- [CONSIGNE A]
Réécris le passage de l'article, en commençant par « Auteurs : Benjamin » et en allant jusqu'à « magasines et périodiques...). ». Remplace « Monde Diplomatique » par « Canard enchaîné ».
- [CONSIGNE B]
Poursuis l'article sur le Monde Diplomatique trouvé dans une boîte à livres à Sète, à partir de sa dernière phrase.
━━━━━ ARTICLE ━━━━━
Auteurs : Benjamin Grassineau (voir aussi l'historique)
Date de création de l'article : 03-08-2020 09:35
Rubrique: La revue de sociologie lo-fi
Etat de la rédaction: finalisé
Droit de rédaction : non éditable
Licence : Licence culturelle non-marchande


Création de la page: 03 août 2020 / Dernière modification de la page: 17 juillet 2022 / Propriétaire de la page: Benjamin Grassineau


Résumé : Quelques bonnes raisons de ne plus jamais acheter le Monde Diplomatique (valable pour tous les autres magasines et périodiques...).



J’ai trouvé le dernier numéro du Monde Diplomatique (août 2020) dans une boîte à livres à Sète. Information importante en tant que telle. Quand on source une information, on devrait prendre l’habitude d’indiquer par quels moyens matériels on l’a obtenue. D'autant qu'ici, en l’occurrence, c’est sans doute, comme vous allez le voir, l'information principale de cet article. Je m’explique.

Il s’avère que cette découverte dans une boîte à livres tombait à pic. Je rédige actuellement un livre sur un bateau qu’on me prête, dans le port de cette charmante ville de Sète qui se gentrifie à marche forcée, et n'ayant pas internet, je n'ai pas grand-chose à ma disposition pour me divertir ; hormis quelques instructions nautiques ennuyantes à mourir. Pourquoi ? Je réponds simultanément aux deux questions.
━━━━━ DONNÉES ━━━━━
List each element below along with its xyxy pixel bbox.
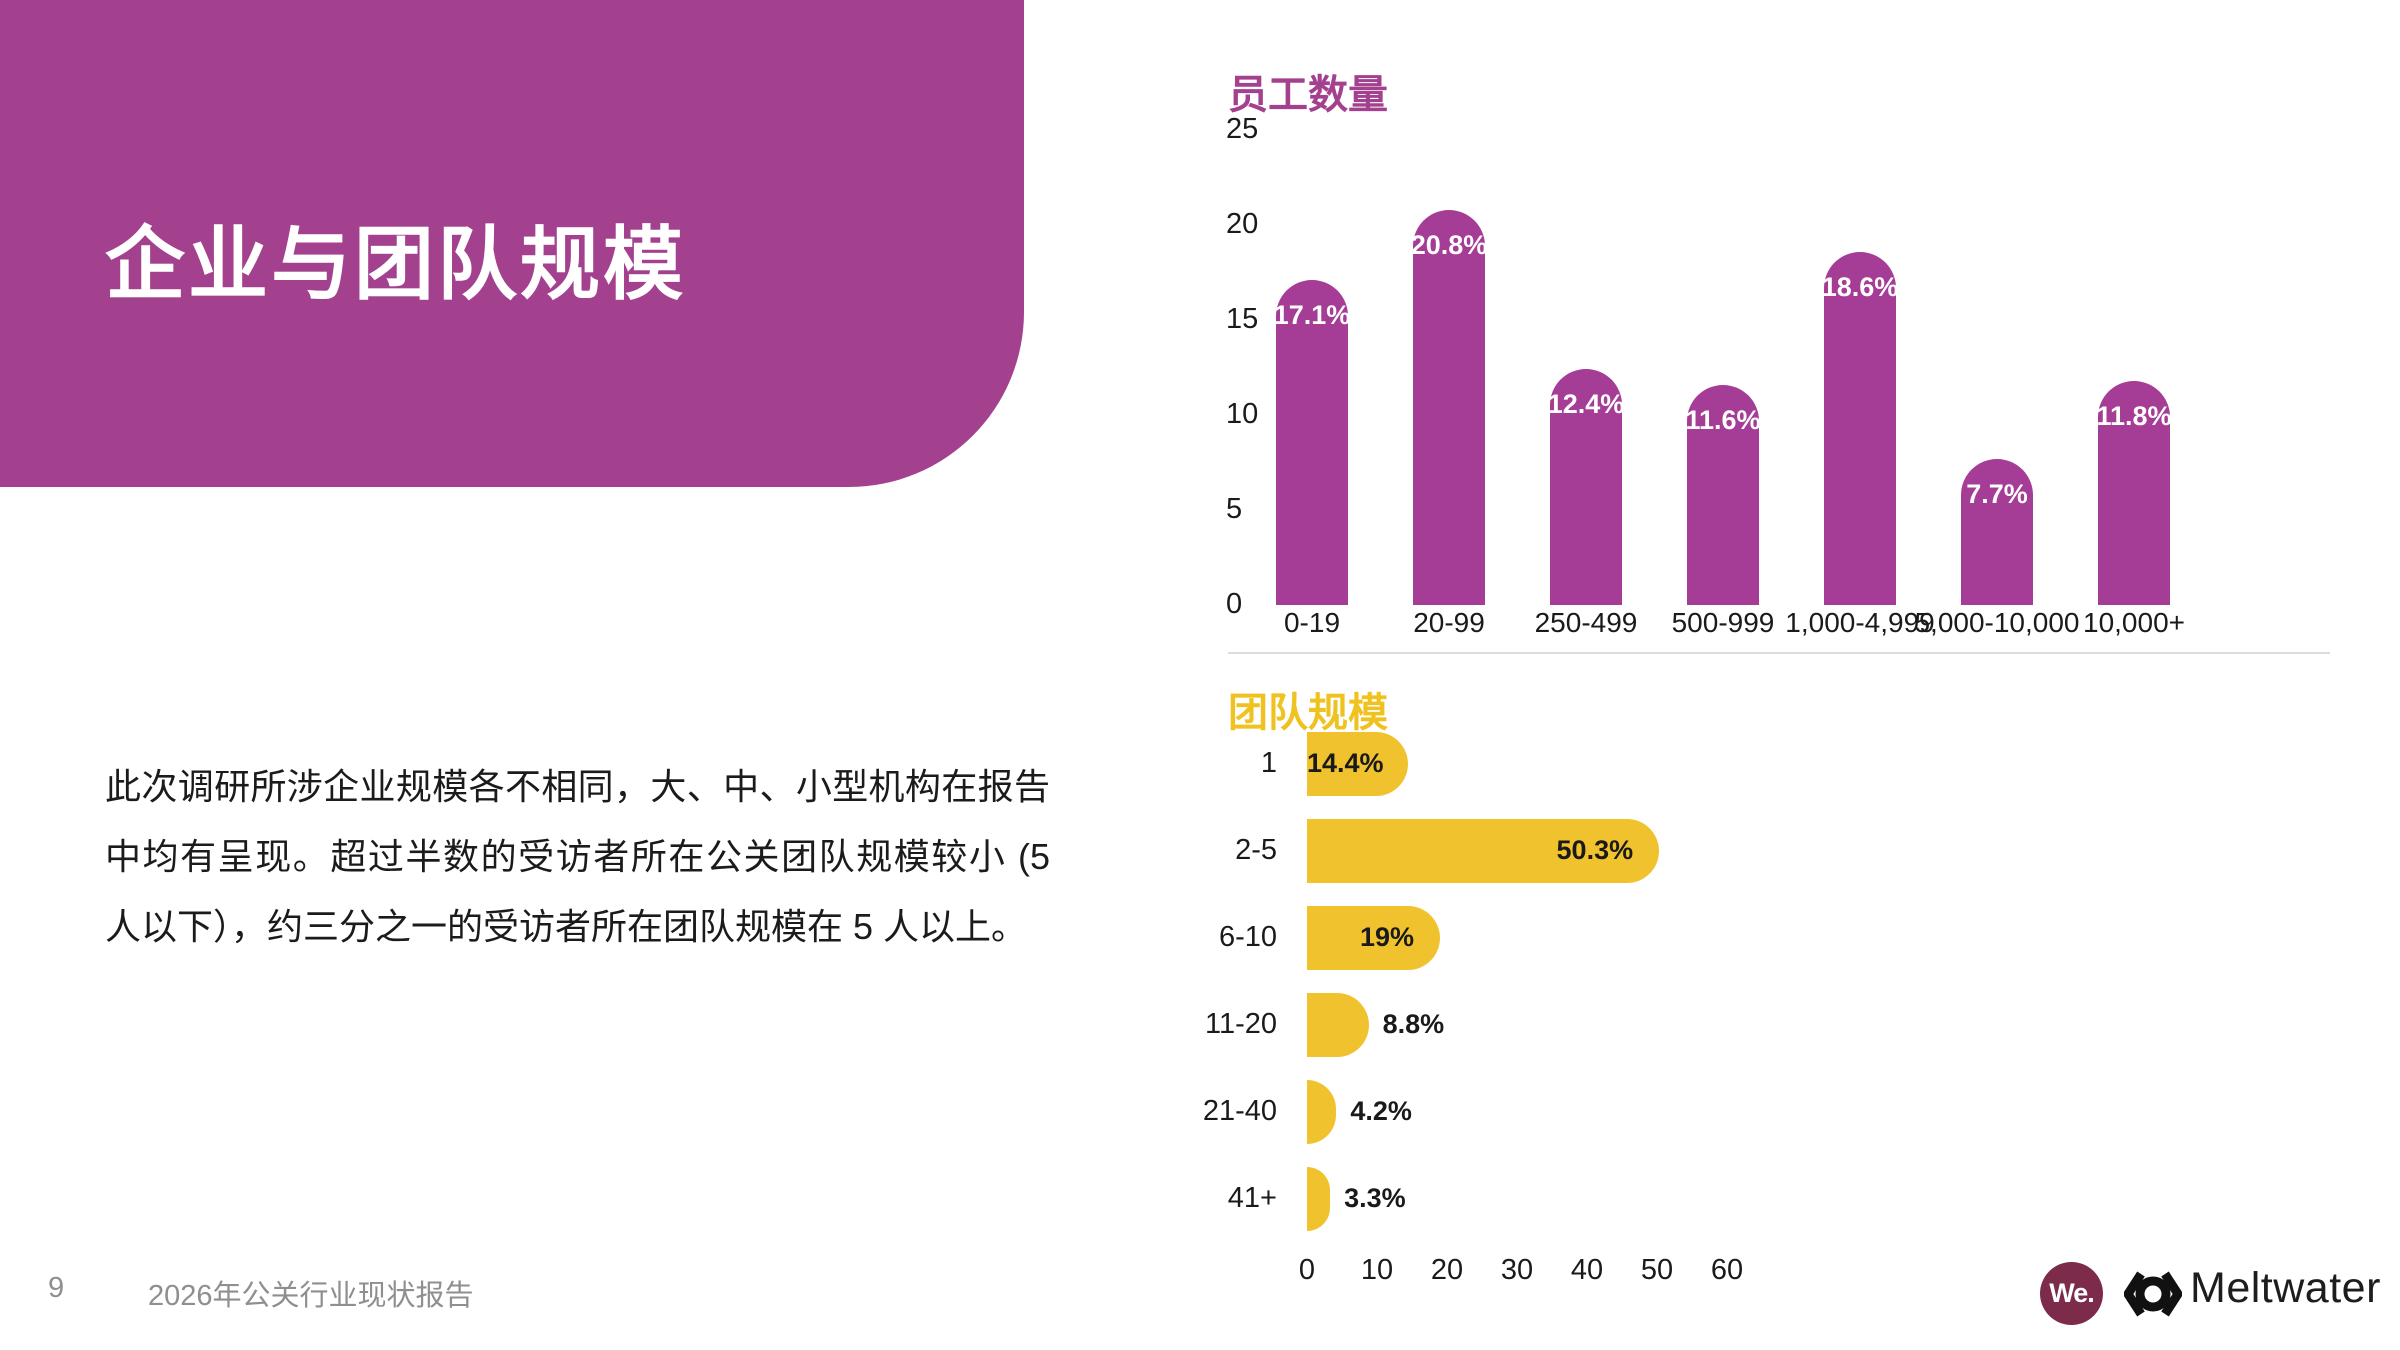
━━━━━
- [RÉPONSE RÉDIGÉE A]
Auteurs : Benjamin Grassineau (voir aussi l'historique)
Date de création de l'article : 03-08-2020 09:35
Rubrique: La revue de sociologie lo-fi
Etat de la rédaction: finalisé
Droit de rédaction : non éditable
Licence : Licence culturelle non-marchande


Création de la page: 03 août 2020 / Dernière modification de la page: 17 juillet 2022 / Propriétaire de la page: Benjamin Grassineau


Résumé : Quelques bonnes raisons de ne plus jamais acheter le Canard enchaîné (valable pour tous les autres magasines et périodiques...).

- [RÉPONSE RÉDIGÉE B]
Je suis particulièrement fauché ce mois-ci, si bien que Free.k m’a coupé l’accès au réseau des réseaux (tant pis pour moi, ça m’apprendra à ne pas avoir assez milité pour les réseaux wifi communautaires) ; d'autre part, il se trouve que contrairement à une idée reçue, la vie sur un bateau est bon marché, à condition de ne pas avoir à payer le port ; bien qu’en toute honnêteté, c’était surtout pour être au calme, parce que je ne manque pas d’options alternatives (j'ai une maison, un terrain et le monde, le vaste monde...). Expérience temporaire en ce qui me concerne. D’ici quelques jours, la pitance que daigne me verser l’État sera revenue à des niveaux acceptables, mais expérience de pauvreté enrichissante car elle m’amène à m’interroger sur la pertinence du discours que je prône. Je suis passé, comme je le dis à des proches avec un humour quelque peu amer, de la pauvreté volontaire à la précarité subie… Eh bien ça va. Je valide. Ce n’est pas si terrible ! Je dirais que ça a même du bon : j’ai réduit les cafés sur les terrasses ! « Quoi ! » Ouhlala ! J’entends déjà les cris de protestation des madchand.e.s de charité qui vont s'abattre sur moi ! « Et que faites-vous de celles et ceux qui ne peuvent vraiment pas se payer à manger ? ».

Ma réponse se trouve dans la première phrase de cet article. Ou pour être plus précis, trois choses m’ont permis d’améliorer quelque peu mon quotidien (en caricaturant) :

  1. les escargots de mer que j’ai réussi à pêcher dans le port (la ressource gratuite en soi),
  2. ce bateau (le Salsa) qu’on me prête gentiment et gratuitement1,
  3. ce providentiel Monde Diplomatique dans cette providentielle boîte à livres qui m'a offert un peu de lecture !

En gros, sans l’économie non-marchande, je serais passé, durant ce mois de juillet, de la précarité subie à la misère forcée… Stade ultime avant la famine !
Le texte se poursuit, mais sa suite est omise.